• [BLOK TEKS]:

|---|

Kamis, 14 Oktober 2004
Angin berhawa sejuk semakin terbiasa menyapa tubuhku setiap hari. Dedaunan momiji atau maple juga laksana hujan gerimis yang sedikit demi sedikit jatuh berjumpa tanah, bukan lagi pemandangan baru. Jepang sudah memasuki musim gugur atau aki.
Sudah setahun lebih sejak kepindahanku, dan selama itu pula negara ini menyuguhkan pemandangan alam dengan warna yang berbeda-beda untuk setiap musim yang kunikmati. Sambutan dari si putih salju di musim dingin, dilanjutkan oleh si merah muda sakura di musim semi, kemudian berpindah tangan ke langit musim panas si warna biru menyegarkan. Dan kini, hamparan dedaunan momiji laksana permadani berwarna jingga.
Kini aku sudah kelas satu SD, saat-saat dimana aku sudah begitu menyukai warna-warna kehidupan di Negeri Sakura. Hari ini ada pelajaran seni di sekolah. Seperti biasa, aku mengikuti mata pelajaran kesukaanku itu dengan excited. Ibu guru yang kupanggil dengan sebutan 'sensei' meminta kami untuk menggambar di sebuah kertas karton. Kami diminta untuk menggambar salah satu scene dalam sebuah cerita rakyat Jepang, mau pilih cerita apa saja terserah kita.
Lalu aku pun memilih untuk menggambar scene dalam cerita Kabutori Jiisan, dimana seorang kakek yang memiliki benjolan besar di pipinya sedang menari ditengah beberapa "oni", yaitu semacam manusia setengah hantu yang mempunyai tanduk dan warna badan yang beragam, merah, kuning, hijau, biru, ungu, dan lainnya.
Bermulalah petualanganku di dalam dunia imajinasi yang hanya terlihat olehku. Otakku dengan lincah memberi komando kepada tangan untuk menggoreskan pensil, spidol, krayon, dan cat air di atas kertas karton, sambil mengingat-ingat kembali suasana cerita tersebut yang ingin kugambar. Ini salah satu alasan aku menyukai pelajaran seni saat aku SD, kami hanya ditentukan tema dari karya yang harus dibuat, lalu kami dibebaskan untuk mengembangkannya sesuai kreativitas masing-masing.

|---|

• [TUGAS YANG DIKERJAKAN]:
a – Dalam teks tentang musim gugur di Jepang, cerita rakyat apa yang dipilih untuk digambar pada pelajaran seni?
b – Tolong lanjutkan teks tentang musim gugur di Jepang mulai dari setelah kalimat terakhirnya.

|---|

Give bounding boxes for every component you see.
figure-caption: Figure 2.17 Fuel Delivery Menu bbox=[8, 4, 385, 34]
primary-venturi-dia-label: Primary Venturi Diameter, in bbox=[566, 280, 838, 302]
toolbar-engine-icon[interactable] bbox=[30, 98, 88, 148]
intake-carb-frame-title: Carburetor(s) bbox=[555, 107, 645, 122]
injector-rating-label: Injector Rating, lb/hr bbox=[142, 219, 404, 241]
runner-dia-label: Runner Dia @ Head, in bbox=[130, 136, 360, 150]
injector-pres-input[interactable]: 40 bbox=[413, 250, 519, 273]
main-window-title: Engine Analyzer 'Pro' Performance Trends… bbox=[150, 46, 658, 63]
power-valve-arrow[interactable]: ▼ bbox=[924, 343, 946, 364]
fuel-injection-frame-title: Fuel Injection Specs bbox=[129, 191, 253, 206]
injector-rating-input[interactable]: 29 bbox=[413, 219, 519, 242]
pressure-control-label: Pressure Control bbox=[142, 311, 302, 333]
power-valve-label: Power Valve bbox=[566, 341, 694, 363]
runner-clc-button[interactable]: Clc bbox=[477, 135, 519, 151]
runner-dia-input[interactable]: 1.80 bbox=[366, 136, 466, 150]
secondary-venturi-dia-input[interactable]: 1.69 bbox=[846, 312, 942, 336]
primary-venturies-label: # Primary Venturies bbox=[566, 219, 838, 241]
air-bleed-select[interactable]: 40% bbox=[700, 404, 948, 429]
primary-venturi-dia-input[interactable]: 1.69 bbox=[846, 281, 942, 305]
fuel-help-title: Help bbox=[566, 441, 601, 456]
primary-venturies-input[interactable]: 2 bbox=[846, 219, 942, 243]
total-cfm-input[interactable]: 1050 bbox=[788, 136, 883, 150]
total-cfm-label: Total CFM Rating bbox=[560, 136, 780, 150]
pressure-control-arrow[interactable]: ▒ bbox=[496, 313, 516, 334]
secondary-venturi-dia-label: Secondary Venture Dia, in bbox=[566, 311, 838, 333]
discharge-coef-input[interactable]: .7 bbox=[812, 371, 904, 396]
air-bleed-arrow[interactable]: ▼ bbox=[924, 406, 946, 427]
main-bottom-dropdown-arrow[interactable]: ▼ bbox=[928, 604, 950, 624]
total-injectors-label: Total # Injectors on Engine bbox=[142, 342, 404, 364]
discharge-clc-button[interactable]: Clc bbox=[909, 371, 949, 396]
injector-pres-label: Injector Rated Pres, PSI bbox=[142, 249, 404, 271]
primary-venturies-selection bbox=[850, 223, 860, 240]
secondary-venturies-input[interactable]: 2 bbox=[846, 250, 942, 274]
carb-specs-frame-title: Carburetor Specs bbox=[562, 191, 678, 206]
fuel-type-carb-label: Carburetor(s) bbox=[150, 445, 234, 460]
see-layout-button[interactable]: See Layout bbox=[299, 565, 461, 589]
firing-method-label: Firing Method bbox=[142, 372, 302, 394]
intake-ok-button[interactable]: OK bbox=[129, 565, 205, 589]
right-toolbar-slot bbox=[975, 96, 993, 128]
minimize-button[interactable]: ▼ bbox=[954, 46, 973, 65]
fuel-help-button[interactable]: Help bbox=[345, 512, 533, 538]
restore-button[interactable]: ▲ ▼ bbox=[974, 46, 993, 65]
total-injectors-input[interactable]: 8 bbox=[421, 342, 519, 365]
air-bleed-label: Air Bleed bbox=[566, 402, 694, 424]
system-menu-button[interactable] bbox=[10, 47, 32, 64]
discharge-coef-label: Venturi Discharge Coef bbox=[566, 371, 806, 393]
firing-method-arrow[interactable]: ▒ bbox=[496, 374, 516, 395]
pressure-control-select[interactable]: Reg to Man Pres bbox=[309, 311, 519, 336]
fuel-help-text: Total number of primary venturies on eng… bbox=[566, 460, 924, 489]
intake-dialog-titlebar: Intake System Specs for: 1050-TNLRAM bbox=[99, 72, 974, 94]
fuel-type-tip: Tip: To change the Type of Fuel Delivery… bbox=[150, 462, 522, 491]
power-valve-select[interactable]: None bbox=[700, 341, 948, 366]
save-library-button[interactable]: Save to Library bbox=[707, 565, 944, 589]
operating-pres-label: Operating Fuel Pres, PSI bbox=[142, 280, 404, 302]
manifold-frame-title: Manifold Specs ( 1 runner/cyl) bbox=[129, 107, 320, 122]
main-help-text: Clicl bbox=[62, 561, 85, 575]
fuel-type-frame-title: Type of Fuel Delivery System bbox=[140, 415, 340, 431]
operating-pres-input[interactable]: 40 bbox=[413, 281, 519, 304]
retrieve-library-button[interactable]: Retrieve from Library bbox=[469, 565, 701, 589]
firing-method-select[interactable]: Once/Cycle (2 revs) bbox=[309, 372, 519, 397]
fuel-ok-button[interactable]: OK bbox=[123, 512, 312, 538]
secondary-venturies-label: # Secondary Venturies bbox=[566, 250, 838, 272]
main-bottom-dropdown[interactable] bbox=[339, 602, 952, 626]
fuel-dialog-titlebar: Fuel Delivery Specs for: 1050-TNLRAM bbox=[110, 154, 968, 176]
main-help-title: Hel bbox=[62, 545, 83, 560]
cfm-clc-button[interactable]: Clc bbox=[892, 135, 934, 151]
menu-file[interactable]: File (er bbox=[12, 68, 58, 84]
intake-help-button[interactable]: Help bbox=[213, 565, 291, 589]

|---|

• [DAFTAR JAWABAN]:
a – Kabutori Jiisan.

b –
Sekitar dua jam berikutnya, akupun selesai menggambar. Isi gambarku hanya seorang kakek, dua orang oni, dan dua buah api unggun besar. Aku cukup bangga dengan gambarku yang -menurutku- bagus itu. Namun saat aku ingin menunjukkan gambarku kepada ibu guru, ternyata beliau sedang memuji gambar seorang temanku yang bernama Arisa-chan.
Aku pun terbakar oleh api kecemburuan. Ya,konyol memang, tapi itu fakta. Aku juga ingin dipuji. Maklum, waktu itu masihkelas satu SD, jadi rasa egoisnya masih tinggi. Lalu aku pun memperbaikigambarku. Aku menambahkan dua orang oni dan beberapa api unggun kecil, sehinggakertas gambarku dipenuhi oleh oni berwarna-warni dan seorang kakek di tengahmereka yang terlihat senang bercampur ketakutan.
Alhasil, akhirnya sensei memujiku juga, dan mengatakan bahwa aku menggambar sesuatu yang unik dan hebat. Entah kalimat tersebut berlebihan ataupun memang benar adanya, namun aku begitu senang.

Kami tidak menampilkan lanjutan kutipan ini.